(Data entries)
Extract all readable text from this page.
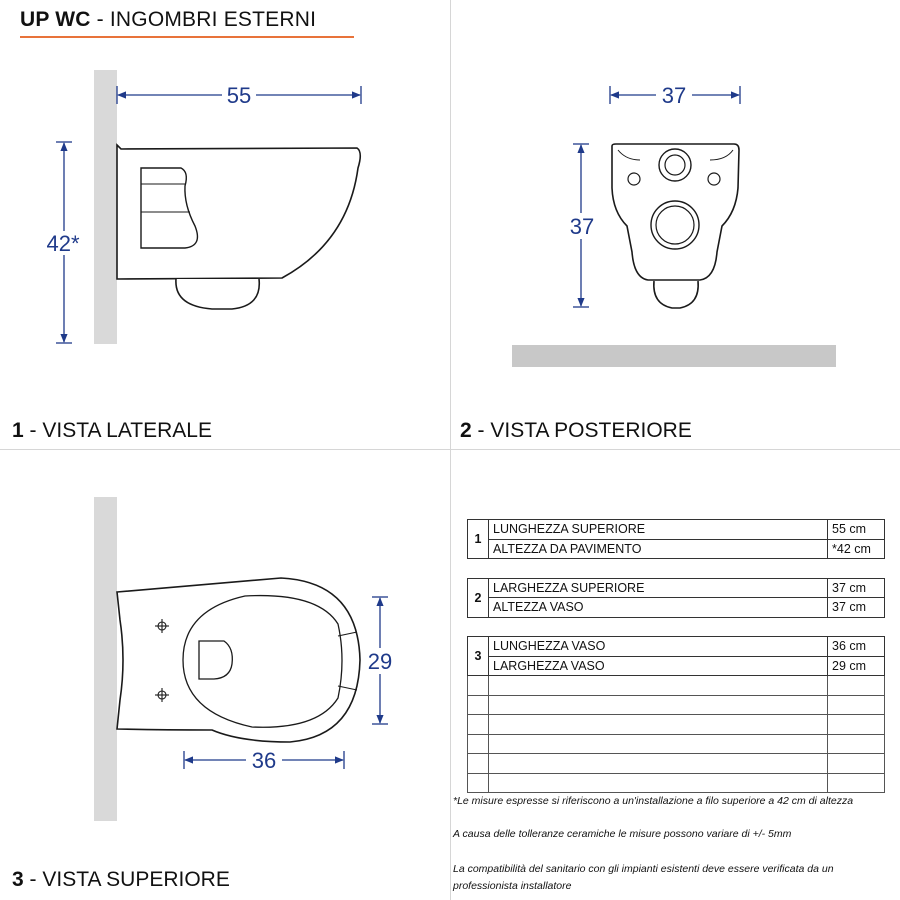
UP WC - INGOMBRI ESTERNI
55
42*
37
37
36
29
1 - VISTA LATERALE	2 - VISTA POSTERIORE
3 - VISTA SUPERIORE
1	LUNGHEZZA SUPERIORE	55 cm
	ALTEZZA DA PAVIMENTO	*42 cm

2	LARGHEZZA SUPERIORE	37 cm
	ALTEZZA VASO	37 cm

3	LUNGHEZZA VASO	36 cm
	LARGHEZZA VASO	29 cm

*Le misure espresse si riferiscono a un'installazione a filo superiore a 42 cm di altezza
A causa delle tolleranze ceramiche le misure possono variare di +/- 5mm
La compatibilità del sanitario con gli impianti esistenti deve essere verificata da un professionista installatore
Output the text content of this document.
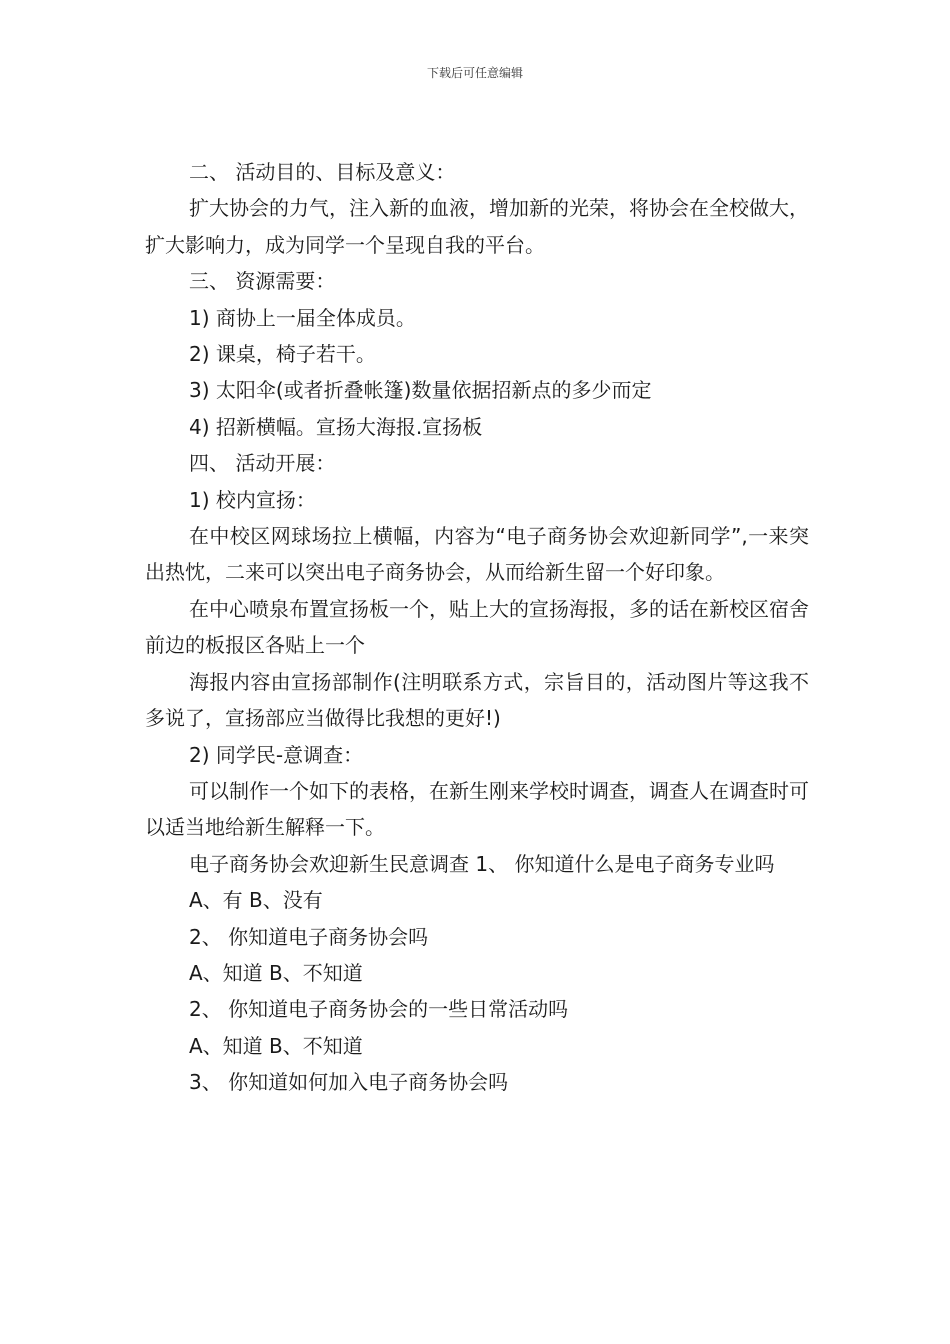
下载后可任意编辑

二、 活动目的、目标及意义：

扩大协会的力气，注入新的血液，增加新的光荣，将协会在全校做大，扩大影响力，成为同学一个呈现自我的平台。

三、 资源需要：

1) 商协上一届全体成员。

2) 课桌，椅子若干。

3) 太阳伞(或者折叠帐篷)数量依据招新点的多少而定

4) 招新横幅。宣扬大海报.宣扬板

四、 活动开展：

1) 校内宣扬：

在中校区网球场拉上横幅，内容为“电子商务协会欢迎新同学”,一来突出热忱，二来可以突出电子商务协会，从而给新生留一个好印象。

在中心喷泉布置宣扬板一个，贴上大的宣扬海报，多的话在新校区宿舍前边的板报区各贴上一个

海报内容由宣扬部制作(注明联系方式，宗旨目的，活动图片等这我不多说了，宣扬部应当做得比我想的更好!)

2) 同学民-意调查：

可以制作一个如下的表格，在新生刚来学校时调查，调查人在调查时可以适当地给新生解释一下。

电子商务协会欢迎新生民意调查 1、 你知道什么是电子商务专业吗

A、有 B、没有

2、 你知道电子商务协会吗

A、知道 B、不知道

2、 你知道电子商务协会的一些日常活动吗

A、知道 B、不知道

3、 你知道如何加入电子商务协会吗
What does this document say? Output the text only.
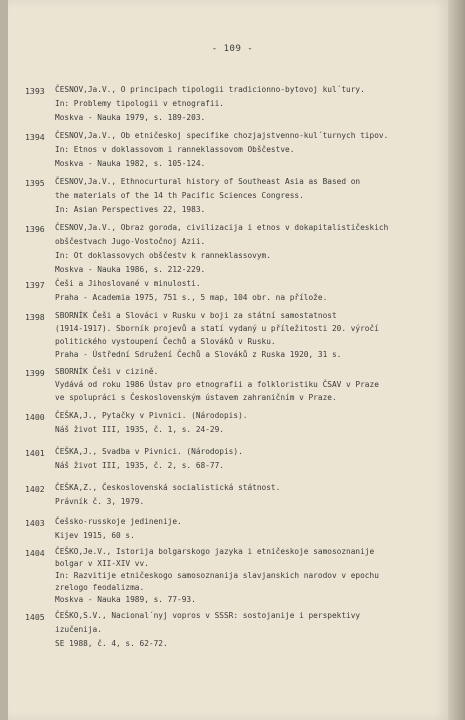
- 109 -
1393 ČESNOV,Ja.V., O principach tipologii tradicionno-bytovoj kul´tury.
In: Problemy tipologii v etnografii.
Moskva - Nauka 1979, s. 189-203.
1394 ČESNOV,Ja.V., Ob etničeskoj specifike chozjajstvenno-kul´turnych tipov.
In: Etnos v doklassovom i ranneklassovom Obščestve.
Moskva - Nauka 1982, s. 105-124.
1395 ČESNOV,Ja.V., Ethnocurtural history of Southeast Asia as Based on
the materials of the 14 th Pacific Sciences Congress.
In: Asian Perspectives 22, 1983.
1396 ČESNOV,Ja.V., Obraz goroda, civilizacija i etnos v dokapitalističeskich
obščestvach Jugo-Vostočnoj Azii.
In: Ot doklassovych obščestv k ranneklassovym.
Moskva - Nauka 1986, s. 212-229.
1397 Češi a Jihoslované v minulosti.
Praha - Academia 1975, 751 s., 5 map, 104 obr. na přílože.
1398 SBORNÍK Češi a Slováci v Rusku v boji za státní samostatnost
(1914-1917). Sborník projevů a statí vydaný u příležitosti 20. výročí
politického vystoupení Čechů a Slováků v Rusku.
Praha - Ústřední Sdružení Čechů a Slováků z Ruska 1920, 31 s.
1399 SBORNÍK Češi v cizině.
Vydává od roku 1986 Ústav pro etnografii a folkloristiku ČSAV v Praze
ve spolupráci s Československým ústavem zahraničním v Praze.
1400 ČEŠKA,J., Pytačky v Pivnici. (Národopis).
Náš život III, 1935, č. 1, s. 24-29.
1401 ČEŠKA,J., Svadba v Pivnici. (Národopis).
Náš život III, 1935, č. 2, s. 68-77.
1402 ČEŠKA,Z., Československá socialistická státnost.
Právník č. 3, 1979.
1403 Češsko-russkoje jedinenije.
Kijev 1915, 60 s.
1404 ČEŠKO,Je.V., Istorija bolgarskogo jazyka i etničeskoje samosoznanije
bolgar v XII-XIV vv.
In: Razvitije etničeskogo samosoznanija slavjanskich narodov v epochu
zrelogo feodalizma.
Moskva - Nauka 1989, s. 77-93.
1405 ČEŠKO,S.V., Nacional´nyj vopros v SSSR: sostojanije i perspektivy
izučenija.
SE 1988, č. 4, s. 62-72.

_DIRECTIONS FOR THIS TASK_: Every line containing the string "tipologii" must be listed.

_SOLUTION FOR THIS EXERCISE_:
1393 ČESNOV,Ja.V., O principach tipologii tradicionno-bytovoj kul´tury.
In: Problemy tipologii v etnografii.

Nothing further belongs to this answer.